* [STATED GOAL]:
Write out the listing in full, matching it word for word.

* [SUPPLIED RECORDS]:

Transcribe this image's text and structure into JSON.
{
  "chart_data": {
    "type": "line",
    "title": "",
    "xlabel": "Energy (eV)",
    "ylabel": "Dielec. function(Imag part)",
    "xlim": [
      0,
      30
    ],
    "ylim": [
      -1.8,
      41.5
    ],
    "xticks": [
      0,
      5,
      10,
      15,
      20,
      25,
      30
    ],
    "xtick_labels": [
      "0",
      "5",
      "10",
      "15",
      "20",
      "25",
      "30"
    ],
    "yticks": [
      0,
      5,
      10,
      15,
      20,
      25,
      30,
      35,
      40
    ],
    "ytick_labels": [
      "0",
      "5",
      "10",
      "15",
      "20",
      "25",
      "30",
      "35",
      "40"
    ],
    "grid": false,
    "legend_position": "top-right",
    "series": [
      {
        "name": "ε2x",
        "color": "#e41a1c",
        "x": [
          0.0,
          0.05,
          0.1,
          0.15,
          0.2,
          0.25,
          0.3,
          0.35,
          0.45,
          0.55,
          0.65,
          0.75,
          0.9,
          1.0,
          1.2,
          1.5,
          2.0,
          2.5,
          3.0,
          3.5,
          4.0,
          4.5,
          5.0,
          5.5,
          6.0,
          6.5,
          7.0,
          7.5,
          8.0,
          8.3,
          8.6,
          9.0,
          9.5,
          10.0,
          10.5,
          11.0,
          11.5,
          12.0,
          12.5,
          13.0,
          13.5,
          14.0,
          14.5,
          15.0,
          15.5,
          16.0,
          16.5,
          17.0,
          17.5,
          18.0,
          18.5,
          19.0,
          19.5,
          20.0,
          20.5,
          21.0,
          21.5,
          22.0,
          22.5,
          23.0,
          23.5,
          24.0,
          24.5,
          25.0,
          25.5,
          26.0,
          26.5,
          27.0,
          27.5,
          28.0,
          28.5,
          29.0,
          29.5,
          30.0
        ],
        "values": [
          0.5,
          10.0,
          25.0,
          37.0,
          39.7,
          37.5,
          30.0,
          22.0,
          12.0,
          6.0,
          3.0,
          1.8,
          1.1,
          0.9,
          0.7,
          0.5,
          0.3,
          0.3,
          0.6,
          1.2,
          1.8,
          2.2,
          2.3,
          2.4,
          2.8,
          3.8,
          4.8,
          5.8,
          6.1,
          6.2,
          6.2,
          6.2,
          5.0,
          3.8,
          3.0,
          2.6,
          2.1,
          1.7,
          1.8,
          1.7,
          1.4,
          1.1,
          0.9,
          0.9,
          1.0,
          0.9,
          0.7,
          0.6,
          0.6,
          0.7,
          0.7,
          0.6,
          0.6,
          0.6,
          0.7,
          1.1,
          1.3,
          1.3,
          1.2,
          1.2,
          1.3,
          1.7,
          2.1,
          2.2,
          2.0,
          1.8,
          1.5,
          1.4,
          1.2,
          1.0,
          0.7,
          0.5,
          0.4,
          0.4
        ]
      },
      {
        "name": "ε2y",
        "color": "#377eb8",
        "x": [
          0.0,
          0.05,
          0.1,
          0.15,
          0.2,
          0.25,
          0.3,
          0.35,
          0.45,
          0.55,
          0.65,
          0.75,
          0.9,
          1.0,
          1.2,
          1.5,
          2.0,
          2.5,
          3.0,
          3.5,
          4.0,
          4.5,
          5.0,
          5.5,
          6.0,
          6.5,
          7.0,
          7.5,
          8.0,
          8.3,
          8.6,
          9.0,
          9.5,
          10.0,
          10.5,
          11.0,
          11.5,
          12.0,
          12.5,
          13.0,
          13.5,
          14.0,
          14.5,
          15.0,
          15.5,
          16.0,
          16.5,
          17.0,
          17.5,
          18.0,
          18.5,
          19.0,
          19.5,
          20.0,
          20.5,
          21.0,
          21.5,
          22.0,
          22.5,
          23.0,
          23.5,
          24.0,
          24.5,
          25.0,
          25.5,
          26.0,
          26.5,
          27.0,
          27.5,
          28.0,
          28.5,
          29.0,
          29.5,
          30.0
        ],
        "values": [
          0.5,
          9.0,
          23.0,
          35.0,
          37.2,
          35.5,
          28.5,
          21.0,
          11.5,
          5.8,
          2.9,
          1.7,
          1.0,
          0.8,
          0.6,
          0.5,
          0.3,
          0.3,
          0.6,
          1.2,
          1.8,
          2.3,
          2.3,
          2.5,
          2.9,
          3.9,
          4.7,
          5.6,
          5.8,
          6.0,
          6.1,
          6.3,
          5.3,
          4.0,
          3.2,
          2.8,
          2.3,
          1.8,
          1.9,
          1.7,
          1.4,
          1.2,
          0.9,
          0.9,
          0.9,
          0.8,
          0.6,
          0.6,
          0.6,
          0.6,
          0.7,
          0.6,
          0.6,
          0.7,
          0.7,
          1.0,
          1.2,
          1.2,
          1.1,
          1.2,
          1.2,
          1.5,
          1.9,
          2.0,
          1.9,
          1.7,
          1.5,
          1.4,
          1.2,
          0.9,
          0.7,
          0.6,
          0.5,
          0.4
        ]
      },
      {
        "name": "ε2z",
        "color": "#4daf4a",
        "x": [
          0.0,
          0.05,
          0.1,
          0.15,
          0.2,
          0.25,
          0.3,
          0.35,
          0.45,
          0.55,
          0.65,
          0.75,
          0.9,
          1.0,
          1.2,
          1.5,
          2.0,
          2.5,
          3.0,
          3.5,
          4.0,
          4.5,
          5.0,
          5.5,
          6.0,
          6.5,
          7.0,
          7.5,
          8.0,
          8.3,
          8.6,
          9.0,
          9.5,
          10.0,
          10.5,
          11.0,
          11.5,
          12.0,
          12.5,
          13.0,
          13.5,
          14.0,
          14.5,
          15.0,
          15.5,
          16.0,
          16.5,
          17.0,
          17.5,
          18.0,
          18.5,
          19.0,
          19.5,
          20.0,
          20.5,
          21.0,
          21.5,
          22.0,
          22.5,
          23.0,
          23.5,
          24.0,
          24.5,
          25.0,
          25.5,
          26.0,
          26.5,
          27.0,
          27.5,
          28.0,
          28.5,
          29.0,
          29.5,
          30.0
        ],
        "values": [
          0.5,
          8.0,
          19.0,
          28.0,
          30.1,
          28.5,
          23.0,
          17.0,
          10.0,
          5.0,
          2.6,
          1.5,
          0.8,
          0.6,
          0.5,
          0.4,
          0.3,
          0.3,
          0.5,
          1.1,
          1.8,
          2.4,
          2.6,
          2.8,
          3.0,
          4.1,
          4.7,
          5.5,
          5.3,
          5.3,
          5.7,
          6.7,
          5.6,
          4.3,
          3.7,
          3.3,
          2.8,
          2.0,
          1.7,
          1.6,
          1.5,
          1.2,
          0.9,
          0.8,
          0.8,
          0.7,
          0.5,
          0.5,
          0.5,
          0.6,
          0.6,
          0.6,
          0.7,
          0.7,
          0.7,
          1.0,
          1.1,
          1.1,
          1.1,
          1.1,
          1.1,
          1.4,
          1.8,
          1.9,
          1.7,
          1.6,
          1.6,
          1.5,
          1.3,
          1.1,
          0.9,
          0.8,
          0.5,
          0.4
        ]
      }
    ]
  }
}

* [CORRECT RESULT]:
Transcribe this image's text and structure into JSON.
{
  "chart_data": {
    "type": "line",
    "title": "",
    "xlabel": "Energy (eV)",
    "ylabel": "Dielec. function(Imag part)",
    "xlim": [
      0,
      30
    ],
    "ylim": [
      -1.8,
      41.5
    ],
    "xticks": [
      0,
      5,
      10,
      15,
      20,
      25,
      30
    ],
    "xtick_labels": [
      "0",
      "5",
      "10",
      "15",
      "20",
      "25",
      "30"
    ],
    "yticks": [
      0,
      5,
      10,
      15,
      20,
      25,
      30,
      35,
      40
    ],
    "ytick_labels": [
      "0",
      "5",
      "10",
      "15",
      "20",
      "25",
      "30",
      "35",
      "40"
    ],
    "grid": false,
    "legend_position": "top-right",
    "series": [
      {
        "name": "ε2x",
        "color": "#e41a1c",
        "x": [
          0.0,
          0.05,
          0.1,
          0.15,
          0.2,
          0.25,
          0.3,
          0.35,
          0.45,
          0.55,
          0.65,
          0.75,
          0.9,
          1.0,
          1.2,
          1.5,
          2.0,
          2.5,
          3.0,
          3.5,
          4.0,
          4.5,
          5.0,
          5.5,
          6.0,
          6.5,
          7.0,
          7.5,
          8.0,
          8.3,
          8.6,
          9.0,
          9.5,
          10.0,
          10.5,
          11.0,
          11.5,
          12.0,
          12.5,
          13.0,
          13.5,
          14.0,
          14.5,
          15.0,
          15.5,
          16.0,
          16.5,
          17.0,
          17.5,
          18.0,
          18.5,
          19.0,
          19.5,
          20.0,
          20.5,
          21.0,
          21.5,
          22.0,
          22.5,
          23.0,
          23.5,
          24.0,
          24.5,
          25.0,
          25.5,
          26.0,
          26.5,
          27.0,
          27.5,
          28.0,
          28.5,
          29.0,
          29.5,
          30.0
        ],
        "values": [
          0.5,
          10.0,
          25.0,
          37.0,
          39.7,
          37.5,
          30.0,
          22.0,
          12.0,
          6.0,
          3.0,
          1.8,
          1.1,
          0.9,
          0.7,
          0.5,
          0.3,
          0.3,
          0.6,
          1.2,
          1.8,
          2.2,
          2.3,
          2.4,
          2.8,
          3.8,
          4.8,
          5.8,
          6.1,
          6.2,
          6.2,
          6.2,
          5.0,
          3.8,
          3.0,
          2.6,
          2.1,
          1.7,
          1.8,
          1.7,
          1.4,
          1.1,
          0.9,
          0.9,
          1.0,
          0.9,
          0.7,
          0.6,
          0.6,
          0.7,
          0.7,
          0.6,
          0.6,
          0.6,
          0.7,
          1.1,
          1.3,
          1.3,
          1.2,
          1.2,
          1.3,
          1.7,
          2.1,
          2.2,
          2.0,
          1.8,
          1.5,
          1.4,
          1.2,
          1.0,
          0.7,
          0.5,
          0.4,
          0.4
        ]
      },
      {
        "name": "ε2y",
        "color": "#377eb8",
        "x": [
          0.0,
          0.05,
          0.1,
          0.15,
          0.2,
          0.25,
          0.3,
          0.35,
          0.45,
          0.55,
          0.65,
          0.75,
          0.9,
          1.0,
          1.2,
          1.5,
          2.0,
          2.5,
          3.0,
          3.5,
          4.0,
          4.5,
          5.0,
          5.5,
          6.0,
          6.5,
          7.0,
          7.5,
          8.0,
          8.3,
          8.6,
          9.0,
          9.5,
          10.0,
          10.5,
          11.0,
          11.5,
          12.0,
          12.5,
          13.0,
          13.5,
          14.0,
          14.5,
          15.0,
          15.5,
          16.0,
          16.5,
          17.0,
          17.5,
          18.0,
          18.5,
          19.0,
          19.5,
          20.0,
          20.5,
          21.0,
          21.5,
          22.0,
          22.5,
          23.0,
          23.5,
          24.0,
          24.5,
          25.0,
          25.5,
          26.0,
          26.5,
          27.0,
          27.5,
          28.0,
          28.5,
          29.0,
          29.5,
          30.0
        ],
        "values": [
          0.5,
          9.0,
          23.0,
          35.0,
          37.2,
          35.5,
          28.5,
          21.0,
          11.5,
          5.8,
          2.9,
          1.7,
          1.0,
          0.8,
          0.6,
          0.5,
          0.3,
          0.3,
          0.6,
          1.2,
          1.8,
          2.3,
          2.3,
          2.5,
          2.9,
          3.9,
          4.7,
          5.6,
          5.8,
          6.0,
          6.1,
          6.3,
          5.3,
          4.0,
          3.2,
          2.8,
          2.3,
          1.8,
          1.9,
          1.7,
          1.4,
          1.2,
          0.9,
          0.9,
          0.9,
          0.8,
          0.6,
          0.6,
          0.6,
          0.6,
          0.7,
          0.6,
          0.6,
          0.7,
          0.7,
          1.0,
          1.2,
          1.2,
          1.1,
          1.2,
          1.2,
          1.5,
          1.9,
          2.0,
          1.9,
          1.7,
          1.5,
          1.4,
          1.2,
          0.9,
          0.7,
          0.6,
          0.5,
          0.4
        ]
      },
      {
        "name": "ε2z",
        "color": "#4daf4a",
        "x": [
          0.0,
          0.05,
          0.1,
          0.15,
          0.2,
          0.25,
          0.3,
          0.35,
          0.45,
          0.55,
          0.65,
          0.75,
          0.9,
          1.0,
          1.2,
          1.5,
          2.0,
          2.5,
          3.0,
          3.5,
          4.0,
          4.5,
          5.0,
          5.5,
          6.0,
          6.5,
          7.0,
          7.5,
          8.0,
          8.3,
          8.6,
          9.0,
          9.5,
          10.0,
          10.5,
          11.0,
          11.5,
          12.0,
          12.5,
          13.0,
          13.5,
          14.0,
          14.5,
          15.0,
          15.5,
          16.0,
          16.5,
          17.0,
          17.5,
          18.0,
          18.5,
          19.0,
          19.5,
          20.0,
          20.5,
          21.0,
          21.5,
          22.0,
          22.5,
          23.0,
          23.5,
          24.0,
          24.5,
          25.0,
          25.5,
          26.0,
          26.5,
          27.0,
          27.5,
          28.0,
          28.5,
          29.0,
          29.5,
          30.0
        ],
        "values": [
          0.5,
          8.0,
          19.0,
          28.0,
          30.1,
          28.5,
          23.0,
          17.0,
          10.0,
          5.0,
          2.6,
          1.5,
          0.8,
          0.6,
          0.5,
          0.4,
          0.3,
          0.3,
          0.5,
          1.1,
          1.8,
          2.4,
          2.6,
          2.8,
          3.0,
          4.1,
          4.7,
          5.5,
          5.3,
          5.3,
          5.7,
          6.7,
          5.6,
          4.3,
          3.7,
          3.3,
          2.8,
          2.0,
          1.7,
          1.6,
          1.5,
          1.2,
          0.9,
          0.8,
          0.8,
          0.7,
          0.5,
          0.5,
          0.5,
          0.6,
          0.6,
          0.6,
          0.7,
          0.7,
          0.7,
          1.0,
          1.1,
          1.1,
          1.1,
          1.1,
          1.1,
          1.4,
          1.8,
          1.9,
          1.7,
          1.6,
          1.6,
          1.5,
          1.3,
          1.1,
          0.9,
          0.8,
          0.5,
          0.4
        ]
      }
    ]
  }
}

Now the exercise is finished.